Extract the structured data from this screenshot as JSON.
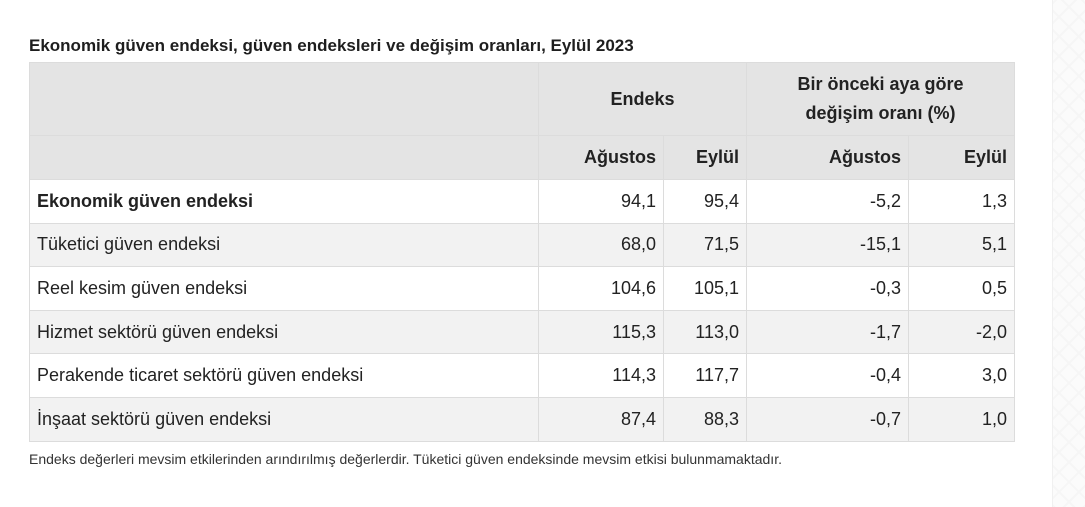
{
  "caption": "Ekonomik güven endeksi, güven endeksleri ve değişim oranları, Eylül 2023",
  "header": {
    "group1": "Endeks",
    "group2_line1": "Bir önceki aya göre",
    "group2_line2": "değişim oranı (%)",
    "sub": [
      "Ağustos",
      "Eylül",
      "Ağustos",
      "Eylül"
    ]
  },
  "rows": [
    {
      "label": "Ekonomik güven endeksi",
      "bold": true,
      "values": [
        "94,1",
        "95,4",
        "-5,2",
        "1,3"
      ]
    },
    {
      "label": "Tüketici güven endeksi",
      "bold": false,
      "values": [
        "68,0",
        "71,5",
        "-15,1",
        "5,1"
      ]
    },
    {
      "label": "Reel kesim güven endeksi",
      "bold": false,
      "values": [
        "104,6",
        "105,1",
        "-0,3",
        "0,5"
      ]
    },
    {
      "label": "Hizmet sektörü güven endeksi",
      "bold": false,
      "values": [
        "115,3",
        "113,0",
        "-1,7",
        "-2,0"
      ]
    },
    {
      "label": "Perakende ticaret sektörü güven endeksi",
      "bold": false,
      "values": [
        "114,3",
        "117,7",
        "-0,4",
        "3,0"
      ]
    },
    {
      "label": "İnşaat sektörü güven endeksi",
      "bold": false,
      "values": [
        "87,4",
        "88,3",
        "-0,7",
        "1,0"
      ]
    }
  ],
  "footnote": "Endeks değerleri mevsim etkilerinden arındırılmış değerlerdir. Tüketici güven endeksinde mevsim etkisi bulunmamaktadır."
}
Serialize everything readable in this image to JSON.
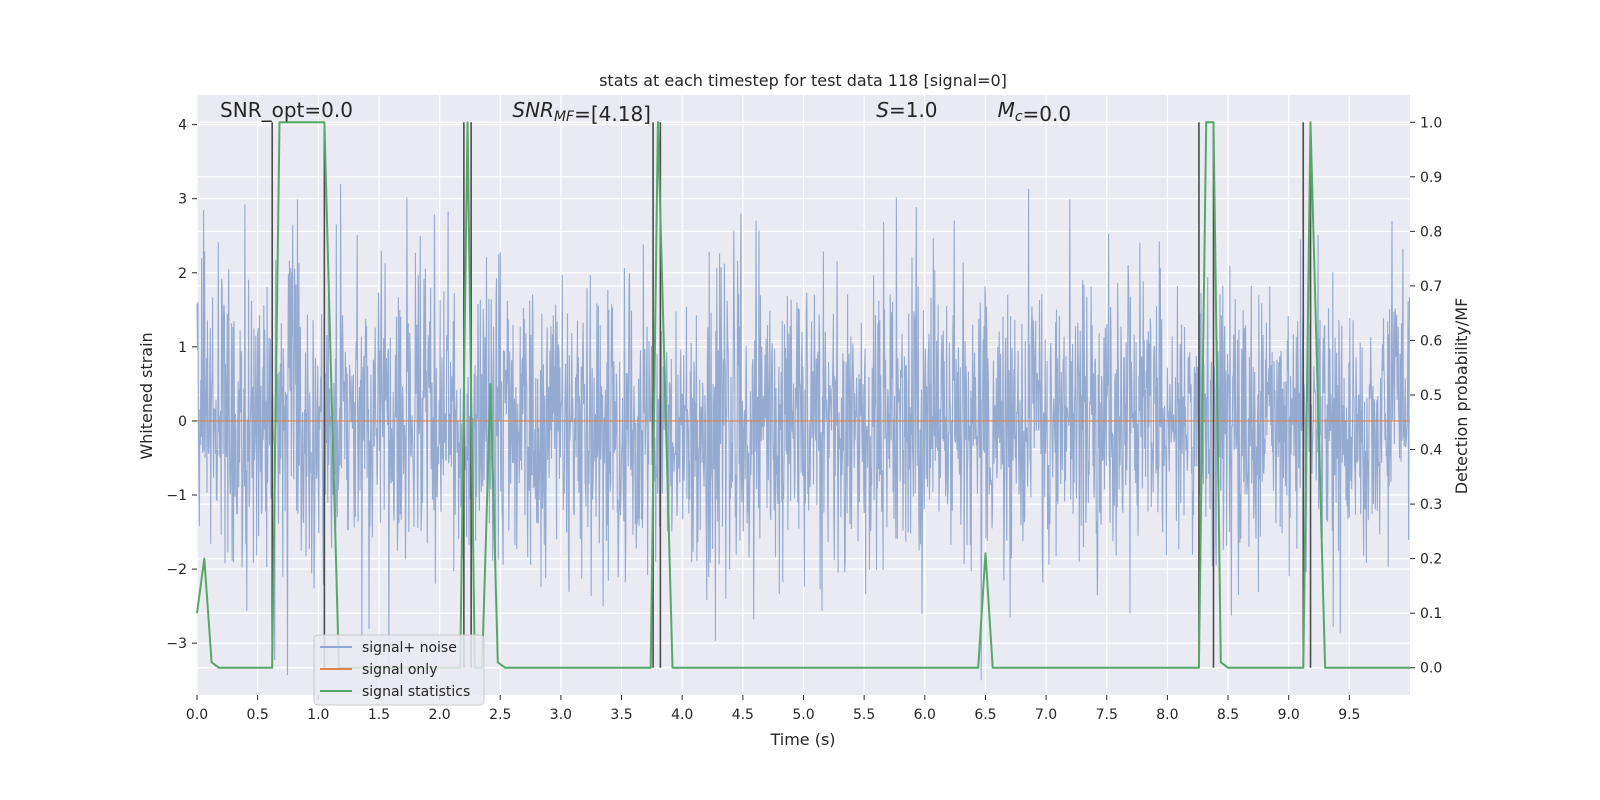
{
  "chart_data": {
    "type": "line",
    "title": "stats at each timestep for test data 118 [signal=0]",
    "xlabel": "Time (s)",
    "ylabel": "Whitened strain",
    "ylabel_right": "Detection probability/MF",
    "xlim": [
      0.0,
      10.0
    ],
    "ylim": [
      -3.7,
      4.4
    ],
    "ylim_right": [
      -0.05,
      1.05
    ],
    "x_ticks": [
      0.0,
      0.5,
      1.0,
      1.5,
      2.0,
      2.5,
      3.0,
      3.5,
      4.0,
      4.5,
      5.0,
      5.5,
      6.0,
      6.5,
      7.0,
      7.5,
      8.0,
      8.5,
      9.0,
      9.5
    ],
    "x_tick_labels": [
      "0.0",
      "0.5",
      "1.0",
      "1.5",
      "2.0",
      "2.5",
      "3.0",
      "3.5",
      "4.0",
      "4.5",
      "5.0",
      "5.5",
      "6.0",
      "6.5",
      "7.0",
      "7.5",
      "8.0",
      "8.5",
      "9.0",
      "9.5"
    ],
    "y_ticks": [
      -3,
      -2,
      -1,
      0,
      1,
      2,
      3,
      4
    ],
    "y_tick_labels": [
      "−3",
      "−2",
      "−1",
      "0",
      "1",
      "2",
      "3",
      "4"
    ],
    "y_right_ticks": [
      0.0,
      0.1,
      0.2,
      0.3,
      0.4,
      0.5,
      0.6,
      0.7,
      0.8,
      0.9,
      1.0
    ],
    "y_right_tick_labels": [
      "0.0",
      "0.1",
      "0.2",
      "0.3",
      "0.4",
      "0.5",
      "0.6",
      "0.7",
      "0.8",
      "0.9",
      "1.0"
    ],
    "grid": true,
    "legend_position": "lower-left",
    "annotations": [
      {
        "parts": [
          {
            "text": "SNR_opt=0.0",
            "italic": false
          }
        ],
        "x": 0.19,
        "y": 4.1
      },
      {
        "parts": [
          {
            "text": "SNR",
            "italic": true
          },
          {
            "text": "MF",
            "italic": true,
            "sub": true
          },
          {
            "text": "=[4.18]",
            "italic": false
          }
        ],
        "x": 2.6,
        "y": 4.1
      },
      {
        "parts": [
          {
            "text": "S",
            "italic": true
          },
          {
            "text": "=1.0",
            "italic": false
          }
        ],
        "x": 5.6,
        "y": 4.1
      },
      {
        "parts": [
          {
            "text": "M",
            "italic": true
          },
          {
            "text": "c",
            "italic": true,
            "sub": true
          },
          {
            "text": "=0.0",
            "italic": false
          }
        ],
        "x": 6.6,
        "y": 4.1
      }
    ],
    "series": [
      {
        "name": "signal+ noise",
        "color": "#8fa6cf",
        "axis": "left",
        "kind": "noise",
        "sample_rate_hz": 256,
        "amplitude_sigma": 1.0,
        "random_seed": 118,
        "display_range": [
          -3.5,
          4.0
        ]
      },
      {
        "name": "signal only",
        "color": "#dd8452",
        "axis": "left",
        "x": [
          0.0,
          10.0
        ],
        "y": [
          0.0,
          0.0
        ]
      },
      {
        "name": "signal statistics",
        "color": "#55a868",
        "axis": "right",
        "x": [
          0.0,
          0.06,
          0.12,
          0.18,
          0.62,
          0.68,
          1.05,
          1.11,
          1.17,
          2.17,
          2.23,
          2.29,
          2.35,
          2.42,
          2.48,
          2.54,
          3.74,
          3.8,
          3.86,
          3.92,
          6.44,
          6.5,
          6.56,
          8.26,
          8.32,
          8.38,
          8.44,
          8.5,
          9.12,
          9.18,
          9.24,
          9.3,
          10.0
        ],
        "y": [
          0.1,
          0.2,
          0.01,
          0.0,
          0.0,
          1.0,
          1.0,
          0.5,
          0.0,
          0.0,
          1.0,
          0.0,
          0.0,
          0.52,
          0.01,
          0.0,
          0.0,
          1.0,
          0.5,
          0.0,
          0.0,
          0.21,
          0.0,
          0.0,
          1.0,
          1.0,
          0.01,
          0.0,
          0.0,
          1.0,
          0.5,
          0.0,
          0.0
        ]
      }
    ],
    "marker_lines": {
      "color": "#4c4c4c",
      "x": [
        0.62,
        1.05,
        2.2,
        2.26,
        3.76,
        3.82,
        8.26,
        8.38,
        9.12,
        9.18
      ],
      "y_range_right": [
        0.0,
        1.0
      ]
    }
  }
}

▸ **Exercise objective**:
Reproduce all the entries that precede this task, word for word, minus any pictures.

▸ **Answer to the task**:
Extract the structured data from this screenshot as JSON.
{
  "caption": "Ekonomik güven endeksi, güven endeksleri ve değişim oranları, Eylül 2023",
  "header": {
    "group1": "Endeks",
    "group2_line1": "Bir önceki aya göre",
    "group2_line2": "değişim oranı (%)",
    "sub": [
      "Ağustos",
      "Eylül",
      "Ağustos",
      "Eylül"
    ]
  },
  "rows": [
    {
      "label": "Ekonomik güven endeksi",
      "bold": true,
      "values": [
        "94,1",
        "95,4",
        "-5,2",
        "1,3"
      ]
    },
    {
      "label": "Tüketici güven endeksi",
      "bold": false,
      "values": [
        "68,0",
        "71,5",
        "-15,1",
        "5,1"
      ]
    },
    {
      "label": "Reel kesim güven endeksi",
      "bold": false,
      "values": [
        "104,6",
        "105,1",
        "-0,3",
        "0,5"
      ]
    },
    {
      "label": "Hizmet sektörü güven endeksi",
      "bold": false,
      "values": [
        "115,3",
        "113,0",
        "-1,7",
        "-2,0"
      ]
    },
    {
      "label": "Perakende ticaret sektörü güven endeksi",
      "bold": false,
      "values": [
        "114,3",
        "117,7",
        "-0,4",
        "3,0"
      ]
    },
    {
      "label": "İnşaat sektörü güven endeksi",
      "bold": false,
      "values": [
        "87,4",
        "88,3",
        "-0,7",
        "1,0"
      ]
    }
  ],
  "footnote": "Endeks değerleri mevsim etkilerinden arındırılmış değerlerdir. Tüketici güven endeksinde mevsim etkisi bulunmamaktadır."
}
Serialize everything readable in this image to JSON.
{
  "chart_data": {
    "type": "line",
    "title": "stats at each timestep for test data 118 [signal=0]",
    "xlabel": "Time (s)",
    "ylabel": "Whitened strain",
    "ylabel_right": "Detection probability/MF",
    "xlim": [
      0.0,
      10.0
    ],
    "ylim": [
      -3.7,
      4.4
    ],
    "ylim_right": [
      -0.05,
      1.05
    ],
    "x_ticks": [
      0.0,
      0.5,
      1.0,
      1.5,
      2.0,
      2.5,
      3.0,
      3.5,
      4.0,
      4.5,
      5.0,
      5.5,
      6.0,
      6.5,
      7.0,
      7.5,
      8.0,
      8.5,
      9.0,
      9.5
    ],
    "x_tick_labels": [
      "0.0",
      "0.5",
      "1.0",
      "1.5",
      "2.0",
      "2.5",
      "3.0",
      "3.5",
      "4.0",
      "4.5",
      "5.0",
      "5.5",
      "6.0",
      "6.5",
      "7.0",
      "7.5",
      "8.0",
      "8.5",
      "9.0",
      "9.5"
    ],
    "y_ticks": [
      -3,
      -2,
      -1,
      0,
      1,
      2,
      3,
      4
    ],
    "y_tick_labels": [
      "−3",
      "−2",
      "−1",
      "0",
      "1",
      "2",
      "3",
      "4"
    ],
    "y_right_ticks": [
      0.0,
      0.1,
      0.2,
      0.3,
      0.4,
      0.5,
      0.6,
      0.7,
      0.8,
      0.9,
      1.0
    ],
    "y_right_tick_labels": [
      "0.0",
      "0.1",
      "0.2",
      "0.3",
      "0.4",
      "0.5",
      "0.6",
      "0.7",
      "0.8",
      "0.9",
      "1.0"
    ],
    "grid": true,
    "legend_position": "lower-left",
    "annotations": [
      {
        "parts": [
          {
            "text": "SNR_opt=0.0",
            "italic": false
          }
        ],
        "x": 0.19,
        "y": 4.1
      },
      {
        "parts": [
          {
            "text": "SNR",
            "italic": true
          },
          {
            "text": "MF",
            "italic": true,
            "sub": true
          },
          {
            "text": "=[4.18]",
            "italic": false
          }
        ],
        "x": 2.6,
        "y": 4.1
      },
      {
        "parts": [
          {
            "text": "S",
            "italic": true
          },
          {
            "text": "=1.0",
            "italic": false
          }
        ],
        "x": 5.6,
        "y": 4.1
      },
      {
        "parts": [
          {
            "text": "M",
            "italic": true
          },
          {
            "text": "c",
            "italic": true,
            "sub": true
          },
          {
            "text": "=0.0",
            "italic": false
          }
        ],
        "x": 6.6,
        "y": 4.1
      }
    ],
    "series": [
      {
        "name": "signal+ noise",
        "color": "#8fa6cf",
        "axis": "left",
        "kind": "noise",
        "sample_rate_hz": 256,
        "amplitude_sigma": 1.0,
        "random_seed": 118,
        "display_range": [
          -3.5,
          4.0
        ]
      },
      {
        "name": "signal only",
        "color": "#dd8452",
        "axis": "left",
        "x": [
          0.0,
          10.0
        ],
        "y": [
          0.0,
          0.0
        ]
      },
      {
        "name": "signal statistics",
        "color": "#55a868",
        "axis": "right",
        "x": [
          0.0,
          0.06,
          0.12,
          0.18,
          0.62,
          0.68,
          1.05,
          1.11,
          1.17,
          2.17,
          2.23,
          2.29,
          2.35,
          2.42,
          2.48,
          2.54,
          3.74,
          3.8,
          3.86,
          3.92,
          6.44,
          6.5,
          6.56,
          8.26,
          8.32,
          8.38,
          8.44,
          8.5,
          9.12,
          9.18,
          9.24,
          9.3,
          10.0
        ],
        "y": [
          0.1,
          0.2,
          0.01,
          0.0,
          0.0,
          1.0,
          1.0,
          0.5,
          0.0,
          0.0,
          1.0,
          0.0,
          0.0,
          0.52,
          0.01,
          0.0,
          0.0,
          1.0,
          0.5,
          0.0,
          0.0,
          0.21,
          0.0,
          0.0,
          1.0,
          1.0,
          0.01,
          0.0,
          0.0,
          1.0,
          0.5,
          0.0,
          0.0
        ]
      }
    ],
    "marker_lines": {
      "color": "#4c4c4c",
      "x": [
        0.62,
        1.05,
        2.2,
        2.26,
        3.76,
        3.82,
        8.26,
        8.38,
        9.12,
        9.18
      ],
      "y_range_right": [
        0.0,
        1.0
      ]
    }
  }
}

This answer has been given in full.